## [Collected data]
--- begin ---

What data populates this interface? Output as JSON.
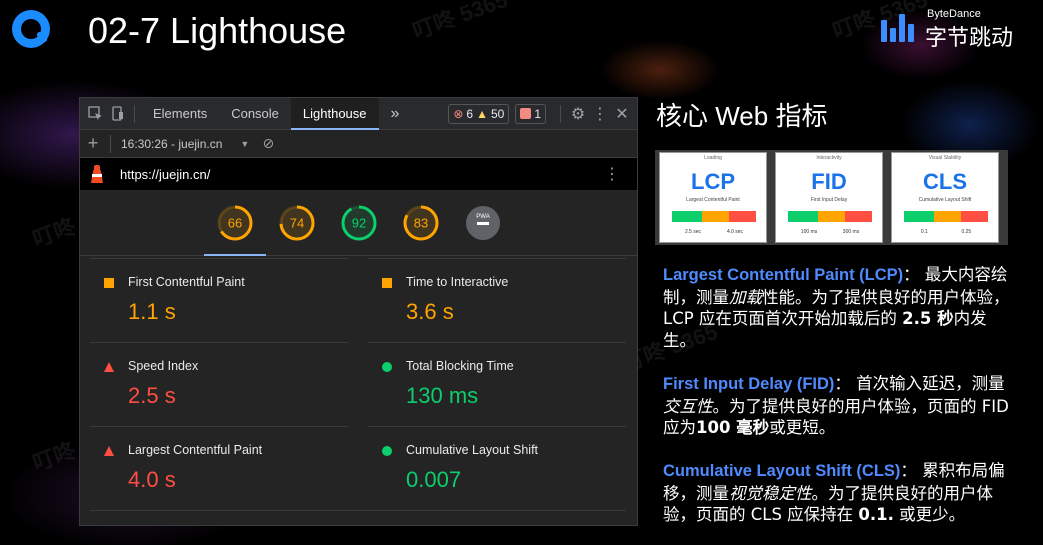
{
  "slide": {
    "title": "02-7 Lighthouse",
    "brand_en": "ByteDance",
    "brand_cn": "字节跳动",
    "watermark": "叮咚 5365"
  },
  "devtools": {
    "tabs": [
      "Elements",
      "Console",
      "Lighthouse"
    ],
    "more": "»",
    "errors": "6",
    "warnings": "50",
    "issues": "1",
    "report_select": "16:30:26 - juejin.cn",
    "url": "https://juejin.cn/",
    "gauges": [
      {
        "score": 66,
        "color": "#ffa400"
      },
      {
        "score": 74,
        "color": "#ffa400"
      },
      {
        "score": 92,
        "color": "#0cce6b"
      },
      {
        "score": 83,
        "color": "#ffa400"
      },
      {
        "score": "PWA",
        "color": "#9e9e9e"
      }
    ],
    "metrics": [
      {
        "label": "First Contentful Paint",
        "value": "1.1 s",
        "status": "average"
      },
      {
        "label": "Time to Interactive",
        "value": "3.6 s",
        "status": "average"
      },
      {
        "label": "Speed Index",
        "value": "2.5 s",
        "status": "fail"
      },
      {
        "label": "Total Blocking Time",
        "value": "130 ms",
        "status": "pass"
      },
      {
        "label": "Largest Contentful Paint",
        "value": "4.0 s",
        "status": "fail"
      },
      {
        "label": "Cumulative Layout Shift",
        "value": "0.007",
        "status": "pass"
      }
    ]
  },
  "right": {
    "heading": "核心 Web 指标",
    "cards": [
      {
        "caption": "Loading",
        "name": "LCP",
        "sub": "Largest Contentful Paint",
        "ticks": [
          "2.5 sec",
          "4.0 sec"
        ]
      },
      {
        "caption": "Interactivity",
        "name": "FID",
        "sub": "First Input Delay",
        "ticks": [
          "100 ms",
          "300 ms"
        ]
      },
      {
        "caption": "Visual Stability",
        "name": "CLS",
        "sub": "Cumulative Layout Shift",
        "ticks": [
          "0.1",
          "0.25"
        ]
      }
    ],
    "lcp": {
      "key": "Largest Contentful Paint (LCP)",
      "text1": "： 最大内容绘制，测量",
      "em": "加载",
      "text2": "性能。为了提供良好的用户体验，LCP 应在页面首次开始加载后的 ",
      "strong": "2.5 秒",
      "text3": "内发生。"
    },
    "fid": {
      "key": "First Input Delay (FID)",
      "text1": "： 首次输入延迟，测量",
      "em": "交互性",
      "text2": "。为了提供良好的用户体验，页面的 FID 应为",
      "strong": "100 毫秒",
      "text3": "或更短。"
    },
    "cls": {
      "key": "Cumulative Layout Shift (CLS)",
      "text1": "： 累积布局偏移，测量",
      "em": "视觉稳定性",
      "text2": "。为了提供良好的用户体验，页面的 CLS 应保持在 ",
      "strong": "0.1.",
      "text3": " 或更少。"
    }
  }
}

--- end ---

## [Task prompt]
Using the records above, gather all lines where the string "score" is present.

## [Full solution]
        "score": 66,
        "score": 74,
        "score": 92,
        "score": 83,
        "score": "PWA",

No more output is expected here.